Por sua vez a R., enquanto recorrente subordinado, veio nas suas alegações (cfr. fls. 373 e segs.
) formular as seguintes conclusões: “...
a) O impedimento de circulação de pessoas e veículos através do denominado «caminho da R(...)», não ocorre desde o ano de 2005, sendo irrelevante a pendência de processo judicial desde tal data, já que a livre circulação se efetuava e encontrava garantida por decisão proferida em procedimento cautelar.
b) Somente por acórdão proferido no processo n.º 759/05.9TBMGLB.C1 datado de 11.09.2007 e notificado por ofício de 14.09.2007 é que foi revogada a decisão que deferiu a providência requerida na alínea anterior e deixou de estar assegurada a livre circulação de pessoas e veículos.

* [Dados de origem]:

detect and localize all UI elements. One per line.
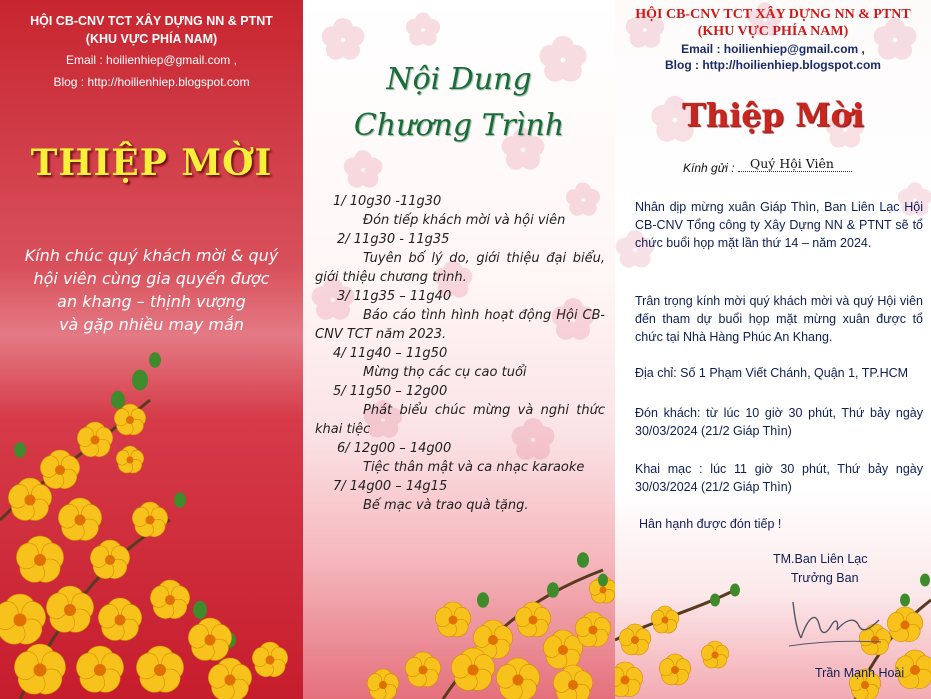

* [A sua tarefa]: Reproduza na íntegra o texto fornecido, sem qualquer alteração.

* [Resposta completa]:
Por sua vez a R., enquanto recorrente subordinado, veio nas suas alegações (cfr. fls. 373 e segs.
) formular as seguintes conclusões: “...
a) O impedimento de circulação de pessoas e veículos através do denominado «caminho da R(...)», não ocorre desde o ano de 2005, sendo irrelevante a pendência de processo judicial desde tal data, já que a livre circulação se efetuava e encontrava garantida por decisão proferida em procedimento cautelar.
b) Somente por acórdão proferido no processo n.º 759/05.9TBMGLB.C1 datado de 11.09.2007 e notificado por ofício de 14.09.2007 é que foi revogada a decisão que deferiu a providência requerida na alínea anterior e deixou de estar assegurada a livre circulação de pessoas e veículos.